» **Directions for this task**: Only lines with the word "Output" are needed; collect each of them from the listing below.

☆ ☆ ☆

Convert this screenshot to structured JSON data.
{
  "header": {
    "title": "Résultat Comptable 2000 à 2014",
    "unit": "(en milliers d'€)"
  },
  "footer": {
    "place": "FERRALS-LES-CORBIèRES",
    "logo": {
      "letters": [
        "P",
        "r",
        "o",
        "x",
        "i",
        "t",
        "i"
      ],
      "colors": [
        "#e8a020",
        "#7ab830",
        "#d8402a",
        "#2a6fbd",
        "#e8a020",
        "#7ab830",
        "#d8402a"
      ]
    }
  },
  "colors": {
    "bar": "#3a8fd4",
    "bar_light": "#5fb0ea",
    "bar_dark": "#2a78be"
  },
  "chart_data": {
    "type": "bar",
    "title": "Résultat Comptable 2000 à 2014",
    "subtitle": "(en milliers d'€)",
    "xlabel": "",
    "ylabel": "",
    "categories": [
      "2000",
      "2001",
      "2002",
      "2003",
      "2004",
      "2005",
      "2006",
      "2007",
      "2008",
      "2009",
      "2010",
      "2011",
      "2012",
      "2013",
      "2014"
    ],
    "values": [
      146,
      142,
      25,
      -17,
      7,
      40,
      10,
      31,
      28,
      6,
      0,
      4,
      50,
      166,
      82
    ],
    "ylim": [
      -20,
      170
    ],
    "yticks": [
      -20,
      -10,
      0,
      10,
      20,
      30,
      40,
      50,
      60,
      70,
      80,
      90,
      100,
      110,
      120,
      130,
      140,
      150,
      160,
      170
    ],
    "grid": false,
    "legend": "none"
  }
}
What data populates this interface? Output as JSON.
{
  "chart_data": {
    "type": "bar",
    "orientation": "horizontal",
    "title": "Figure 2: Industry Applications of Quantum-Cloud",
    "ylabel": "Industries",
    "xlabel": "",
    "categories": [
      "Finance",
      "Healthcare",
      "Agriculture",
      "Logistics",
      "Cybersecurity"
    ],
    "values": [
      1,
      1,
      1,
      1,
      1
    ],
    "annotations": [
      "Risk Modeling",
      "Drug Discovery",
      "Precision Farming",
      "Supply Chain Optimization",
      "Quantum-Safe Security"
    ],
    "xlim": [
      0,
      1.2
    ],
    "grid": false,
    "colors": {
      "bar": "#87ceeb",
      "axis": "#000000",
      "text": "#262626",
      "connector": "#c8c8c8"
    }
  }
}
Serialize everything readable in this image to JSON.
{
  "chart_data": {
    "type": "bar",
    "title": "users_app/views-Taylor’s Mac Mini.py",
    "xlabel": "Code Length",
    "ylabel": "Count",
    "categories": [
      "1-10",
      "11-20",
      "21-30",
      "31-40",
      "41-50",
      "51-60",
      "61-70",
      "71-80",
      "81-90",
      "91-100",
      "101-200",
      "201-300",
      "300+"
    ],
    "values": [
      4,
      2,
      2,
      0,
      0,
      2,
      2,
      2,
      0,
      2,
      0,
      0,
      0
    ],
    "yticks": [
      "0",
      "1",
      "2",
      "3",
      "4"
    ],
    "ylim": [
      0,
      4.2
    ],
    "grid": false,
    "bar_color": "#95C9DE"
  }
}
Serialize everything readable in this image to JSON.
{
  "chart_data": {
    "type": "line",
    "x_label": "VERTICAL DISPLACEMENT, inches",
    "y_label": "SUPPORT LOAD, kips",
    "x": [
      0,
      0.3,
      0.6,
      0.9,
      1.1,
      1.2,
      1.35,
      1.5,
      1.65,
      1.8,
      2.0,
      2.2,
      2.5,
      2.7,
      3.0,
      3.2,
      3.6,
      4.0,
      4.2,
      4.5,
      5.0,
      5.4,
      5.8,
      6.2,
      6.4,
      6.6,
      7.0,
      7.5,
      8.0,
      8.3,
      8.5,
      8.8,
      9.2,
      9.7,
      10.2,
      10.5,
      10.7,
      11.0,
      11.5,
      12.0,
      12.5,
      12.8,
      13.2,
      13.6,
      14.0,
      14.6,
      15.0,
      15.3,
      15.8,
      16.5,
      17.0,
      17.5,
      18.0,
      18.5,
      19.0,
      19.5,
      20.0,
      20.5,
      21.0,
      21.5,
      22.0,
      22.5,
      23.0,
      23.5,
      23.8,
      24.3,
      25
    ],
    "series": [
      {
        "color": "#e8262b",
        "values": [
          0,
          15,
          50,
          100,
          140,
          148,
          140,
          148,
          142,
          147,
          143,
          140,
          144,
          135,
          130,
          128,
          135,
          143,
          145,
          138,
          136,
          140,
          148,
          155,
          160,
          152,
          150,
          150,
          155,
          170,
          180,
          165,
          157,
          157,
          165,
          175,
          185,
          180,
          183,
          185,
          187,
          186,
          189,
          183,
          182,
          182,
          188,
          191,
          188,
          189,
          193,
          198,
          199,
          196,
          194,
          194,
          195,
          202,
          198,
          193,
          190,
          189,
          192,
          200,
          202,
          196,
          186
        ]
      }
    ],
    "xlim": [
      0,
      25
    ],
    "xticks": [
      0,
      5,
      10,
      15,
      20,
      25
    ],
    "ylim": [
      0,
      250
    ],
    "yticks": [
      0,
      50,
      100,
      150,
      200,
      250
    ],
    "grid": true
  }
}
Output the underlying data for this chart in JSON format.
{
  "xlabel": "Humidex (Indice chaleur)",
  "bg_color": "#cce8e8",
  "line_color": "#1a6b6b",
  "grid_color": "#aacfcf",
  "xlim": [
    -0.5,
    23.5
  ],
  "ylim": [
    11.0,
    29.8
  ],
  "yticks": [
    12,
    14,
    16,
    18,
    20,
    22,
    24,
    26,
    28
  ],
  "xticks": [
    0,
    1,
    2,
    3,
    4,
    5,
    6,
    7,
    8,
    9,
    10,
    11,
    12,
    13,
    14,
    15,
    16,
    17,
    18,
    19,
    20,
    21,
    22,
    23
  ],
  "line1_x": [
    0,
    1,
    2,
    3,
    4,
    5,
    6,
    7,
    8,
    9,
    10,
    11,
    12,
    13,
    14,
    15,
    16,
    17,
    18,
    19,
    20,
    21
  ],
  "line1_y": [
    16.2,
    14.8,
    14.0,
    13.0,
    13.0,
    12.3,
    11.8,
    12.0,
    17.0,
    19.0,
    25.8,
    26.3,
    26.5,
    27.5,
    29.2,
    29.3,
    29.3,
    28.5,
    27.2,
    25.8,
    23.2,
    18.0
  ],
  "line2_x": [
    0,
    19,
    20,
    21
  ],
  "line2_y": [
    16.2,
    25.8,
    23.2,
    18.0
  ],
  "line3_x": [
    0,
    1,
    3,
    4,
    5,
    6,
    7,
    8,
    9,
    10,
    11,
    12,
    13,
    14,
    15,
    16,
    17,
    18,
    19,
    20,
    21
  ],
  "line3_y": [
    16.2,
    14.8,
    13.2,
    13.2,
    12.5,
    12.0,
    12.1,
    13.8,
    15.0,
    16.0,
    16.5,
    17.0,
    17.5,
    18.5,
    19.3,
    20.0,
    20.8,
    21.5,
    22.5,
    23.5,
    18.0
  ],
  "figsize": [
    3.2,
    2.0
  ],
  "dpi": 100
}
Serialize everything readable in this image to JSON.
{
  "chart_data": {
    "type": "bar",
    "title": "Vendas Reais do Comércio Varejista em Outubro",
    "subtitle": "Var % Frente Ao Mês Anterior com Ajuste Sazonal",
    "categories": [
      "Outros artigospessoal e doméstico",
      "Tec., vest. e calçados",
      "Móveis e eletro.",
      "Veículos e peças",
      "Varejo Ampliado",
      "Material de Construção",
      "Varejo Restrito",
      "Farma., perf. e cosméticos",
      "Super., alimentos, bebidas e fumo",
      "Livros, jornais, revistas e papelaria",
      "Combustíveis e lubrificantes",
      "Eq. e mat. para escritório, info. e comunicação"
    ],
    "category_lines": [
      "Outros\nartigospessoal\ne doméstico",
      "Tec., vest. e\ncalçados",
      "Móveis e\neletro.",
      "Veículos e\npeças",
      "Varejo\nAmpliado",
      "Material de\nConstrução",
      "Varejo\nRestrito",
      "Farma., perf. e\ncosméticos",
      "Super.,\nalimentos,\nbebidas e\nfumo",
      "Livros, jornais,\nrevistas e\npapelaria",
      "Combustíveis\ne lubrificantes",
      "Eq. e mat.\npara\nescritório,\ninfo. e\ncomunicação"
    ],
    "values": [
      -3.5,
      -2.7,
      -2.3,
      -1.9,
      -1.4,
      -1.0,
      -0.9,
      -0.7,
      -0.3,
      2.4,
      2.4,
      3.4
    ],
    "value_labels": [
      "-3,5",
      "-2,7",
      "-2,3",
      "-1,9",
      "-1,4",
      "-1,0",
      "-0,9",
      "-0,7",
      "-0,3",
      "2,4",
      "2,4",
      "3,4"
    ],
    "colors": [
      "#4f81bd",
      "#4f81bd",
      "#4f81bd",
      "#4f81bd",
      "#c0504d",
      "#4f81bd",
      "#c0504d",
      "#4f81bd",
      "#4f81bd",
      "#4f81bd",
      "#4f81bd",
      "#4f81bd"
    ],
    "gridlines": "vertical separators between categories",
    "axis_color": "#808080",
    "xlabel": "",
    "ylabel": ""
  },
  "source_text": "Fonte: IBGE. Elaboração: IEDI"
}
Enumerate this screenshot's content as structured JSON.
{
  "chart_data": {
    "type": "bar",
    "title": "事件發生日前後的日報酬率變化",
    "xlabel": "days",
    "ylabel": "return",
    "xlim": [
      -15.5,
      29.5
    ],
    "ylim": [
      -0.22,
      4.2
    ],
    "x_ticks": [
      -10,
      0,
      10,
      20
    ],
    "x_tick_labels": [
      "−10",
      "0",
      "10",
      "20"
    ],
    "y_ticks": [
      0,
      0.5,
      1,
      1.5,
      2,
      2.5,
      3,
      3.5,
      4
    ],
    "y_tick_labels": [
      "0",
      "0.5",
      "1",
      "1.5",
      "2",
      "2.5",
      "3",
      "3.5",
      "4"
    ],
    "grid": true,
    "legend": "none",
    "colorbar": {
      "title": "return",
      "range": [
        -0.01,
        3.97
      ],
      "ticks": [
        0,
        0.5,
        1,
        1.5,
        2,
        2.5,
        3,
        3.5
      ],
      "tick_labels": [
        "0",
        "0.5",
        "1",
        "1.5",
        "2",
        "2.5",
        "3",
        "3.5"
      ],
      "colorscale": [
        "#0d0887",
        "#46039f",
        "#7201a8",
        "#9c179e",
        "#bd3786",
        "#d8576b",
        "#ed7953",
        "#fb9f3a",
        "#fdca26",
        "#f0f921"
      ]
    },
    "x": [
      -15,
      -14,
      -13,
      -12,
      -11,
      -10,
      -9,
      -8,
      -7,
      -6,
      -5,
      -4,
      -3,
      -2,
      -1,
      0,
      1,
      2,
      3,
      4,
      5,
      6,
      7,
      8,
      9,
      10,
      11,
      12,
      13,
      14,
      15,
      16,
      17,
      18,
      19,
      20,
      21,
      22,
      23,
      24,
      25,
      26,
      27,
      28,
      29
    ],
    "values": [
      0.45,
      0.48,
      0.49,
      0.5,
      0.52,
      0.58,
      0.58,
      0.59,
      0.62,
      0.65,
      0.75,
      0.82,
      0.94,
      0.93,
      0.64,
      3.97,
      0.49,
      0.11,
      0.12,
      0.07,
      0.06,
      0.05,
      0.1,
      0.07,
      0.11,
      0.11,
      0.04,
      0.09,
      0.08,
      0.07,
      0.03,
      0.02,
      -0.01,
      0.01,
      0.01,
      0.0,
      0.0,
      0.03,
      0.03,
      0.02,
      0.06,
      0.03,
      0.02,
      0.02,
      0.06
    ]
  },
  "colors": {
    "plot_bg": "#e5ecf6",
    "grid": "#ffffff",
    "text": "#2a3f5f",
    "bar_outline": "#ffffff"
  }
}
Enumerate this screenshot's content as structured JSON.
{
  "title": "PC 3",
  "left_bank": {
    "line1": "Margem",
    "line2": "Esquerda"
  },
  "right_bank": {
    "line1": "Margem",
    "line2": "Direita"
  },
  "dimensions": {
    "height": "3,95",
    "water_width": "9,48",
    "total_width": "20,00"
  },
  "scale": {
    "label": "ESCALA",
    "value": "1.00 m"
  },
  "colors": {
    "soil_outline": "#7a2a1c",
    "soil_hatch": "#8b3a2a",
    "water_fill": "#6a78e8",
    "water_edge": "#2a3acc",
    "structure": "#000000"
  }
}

☆ ☆ ☆

» **Complete response**:
What data populates this interface? Output as JSON.
Output the underlying data for this chart in JSON format.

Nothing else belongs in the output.